▶ _Directions for this task_: Copy out lines with the word "培养学生良好的" from the material that follows.

▶ _Stored items_:

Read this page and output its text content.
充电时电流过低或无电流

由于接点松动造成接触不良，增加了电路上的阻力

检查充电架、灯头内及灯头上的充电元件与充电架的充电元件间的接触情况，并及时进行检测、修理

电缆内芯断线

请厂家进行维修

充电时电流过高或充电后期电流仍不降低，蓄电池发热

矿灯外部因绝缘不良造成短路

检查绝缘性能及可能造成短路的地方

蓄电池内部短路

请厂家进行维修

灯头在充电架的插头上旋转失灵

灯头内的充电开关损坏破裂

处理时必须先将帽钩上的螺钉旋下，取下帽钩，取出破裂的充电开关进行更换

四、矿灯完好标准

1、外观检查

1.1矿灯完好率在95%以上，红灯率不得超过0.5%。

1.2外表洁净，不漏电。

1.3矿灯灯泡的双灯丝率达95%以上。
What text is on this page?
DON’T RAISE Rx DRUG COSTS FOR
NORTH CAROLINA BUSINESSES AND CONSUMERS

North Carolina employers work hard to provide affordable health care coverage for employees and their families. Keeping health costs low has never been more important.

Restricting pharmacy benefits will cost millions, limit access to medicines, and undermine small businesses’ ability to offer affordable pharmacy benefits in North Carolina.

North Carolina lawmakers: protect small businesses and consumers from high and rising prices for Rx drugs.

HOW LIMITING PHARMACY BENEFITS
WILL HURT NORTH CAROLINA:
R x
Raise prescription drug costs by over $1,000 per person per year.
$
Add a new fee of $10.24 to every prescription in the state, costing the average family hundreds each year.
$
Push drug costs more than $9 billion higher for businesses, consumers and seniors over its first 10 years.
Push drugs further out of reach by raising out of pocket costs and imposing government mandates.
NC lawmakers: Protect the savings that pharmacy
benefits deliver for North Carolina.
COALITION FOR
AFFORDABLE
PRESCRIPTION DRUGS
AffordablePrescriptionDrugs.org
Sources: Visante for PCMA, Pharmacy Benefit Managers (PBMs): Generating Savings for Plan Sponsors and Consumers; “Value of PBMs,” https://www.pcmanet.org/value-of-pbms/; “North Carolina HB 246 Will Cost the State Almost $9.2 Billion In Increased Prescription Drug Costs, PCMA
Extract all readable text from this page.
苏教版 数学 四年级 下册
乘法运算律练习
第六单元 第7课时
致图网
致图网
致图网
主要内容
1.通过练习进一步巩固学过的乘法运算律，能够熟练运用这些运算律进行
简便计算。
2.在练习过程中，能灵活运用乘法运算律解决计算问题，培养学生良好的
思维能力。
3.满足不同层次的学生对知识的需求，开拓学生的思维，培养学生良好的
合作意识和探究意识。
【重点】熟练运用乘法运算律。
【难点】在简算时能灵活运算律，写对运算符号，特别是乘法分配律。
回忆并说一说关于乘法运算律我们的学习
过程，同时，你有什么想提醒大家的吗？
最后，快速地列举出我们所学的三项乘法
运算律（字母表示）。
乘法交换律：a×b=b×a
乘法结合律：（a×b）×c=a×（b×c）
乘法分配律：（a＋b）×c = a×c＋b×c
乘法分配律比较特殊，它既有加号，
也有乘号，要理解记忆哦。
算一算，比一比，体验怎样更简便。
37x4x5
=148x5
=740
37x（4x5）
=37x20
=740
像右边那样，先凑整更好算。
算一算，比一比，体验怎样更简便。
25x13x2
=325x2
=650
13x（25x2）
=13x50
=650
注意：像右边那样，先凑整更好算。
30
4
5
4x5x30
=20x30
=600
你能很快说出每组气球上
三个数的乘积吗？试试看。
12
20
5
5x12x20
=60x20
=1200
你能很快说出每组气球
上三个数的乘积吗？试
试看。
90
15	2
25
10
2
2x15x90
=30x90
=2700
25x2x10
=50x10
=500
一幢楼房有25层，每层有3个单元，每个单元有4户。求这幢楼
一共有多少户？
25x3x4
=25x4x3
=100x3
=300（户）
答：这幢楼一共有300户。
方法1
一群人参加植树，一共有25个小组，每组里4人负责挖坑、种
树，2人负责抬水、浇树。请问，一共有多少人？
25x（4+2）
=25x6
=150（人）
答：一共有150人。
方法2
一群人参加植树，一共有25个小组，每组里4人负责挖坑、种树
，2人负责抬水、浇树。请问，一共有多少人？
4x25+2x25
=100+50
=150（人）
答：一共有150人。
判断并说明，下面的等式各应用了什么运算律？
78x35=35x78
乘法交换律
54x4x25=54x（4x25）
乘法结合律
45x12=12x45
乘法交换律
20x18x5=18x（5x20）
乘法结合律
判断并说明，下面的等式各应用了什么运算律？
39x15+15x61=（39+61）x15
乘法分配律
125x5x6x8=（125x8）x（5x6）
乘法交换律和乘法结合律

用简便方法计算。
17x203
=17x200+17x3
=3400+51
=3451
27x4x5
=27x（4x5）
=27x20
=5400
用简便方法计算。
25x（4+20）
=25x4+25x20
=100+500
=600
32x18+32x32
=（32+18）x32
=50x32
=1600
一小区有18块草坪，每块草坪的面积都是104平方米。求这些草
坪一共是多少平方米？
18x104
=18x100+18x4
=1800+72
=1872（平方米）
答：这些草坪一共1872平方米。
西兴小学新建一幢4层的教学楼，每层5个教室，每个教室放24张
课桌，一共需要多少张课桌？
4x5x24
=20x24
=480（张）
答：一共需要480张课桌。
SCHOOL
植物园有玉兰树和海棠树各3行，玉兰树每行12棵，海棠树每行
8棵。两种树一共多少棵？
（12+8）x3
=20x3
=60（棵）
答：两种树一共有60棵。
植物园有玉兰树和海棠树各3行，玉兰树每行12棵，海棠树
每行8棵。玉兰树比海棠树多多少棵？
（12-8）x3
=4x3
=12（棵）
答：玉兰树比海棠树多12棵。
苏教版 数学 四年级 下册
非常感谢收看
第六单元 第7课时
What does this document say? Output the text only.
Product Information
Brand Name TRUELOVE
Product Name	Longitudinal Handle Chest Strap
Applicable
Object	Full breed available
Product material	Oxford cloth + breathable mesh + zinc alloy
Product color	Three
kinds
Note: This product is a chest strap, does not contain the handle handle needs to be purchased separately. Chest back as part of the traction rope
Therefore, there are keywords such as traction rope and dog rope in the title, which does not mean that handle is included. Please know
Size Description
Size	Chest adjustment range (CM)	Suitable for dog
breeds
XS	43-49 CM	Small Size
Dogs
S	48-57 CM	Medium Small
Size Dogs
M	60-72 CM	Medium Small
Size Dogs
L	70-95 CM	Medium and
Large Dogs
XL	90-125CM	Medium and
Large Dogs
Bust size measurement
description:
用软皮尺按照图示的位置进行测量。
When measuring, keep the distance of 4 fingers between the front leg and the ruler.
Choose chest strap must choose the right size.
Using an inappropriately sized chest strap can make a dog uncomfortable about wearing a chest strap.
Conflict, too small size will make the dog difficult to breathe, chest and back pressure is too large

▶ _The response_:
2.在练习过程中，能灵活运用乘法运算律解决计算问题，培养学生良好的
3.满足不同层次的学生对知识的需求，开拓学生的思维，培养学生良好的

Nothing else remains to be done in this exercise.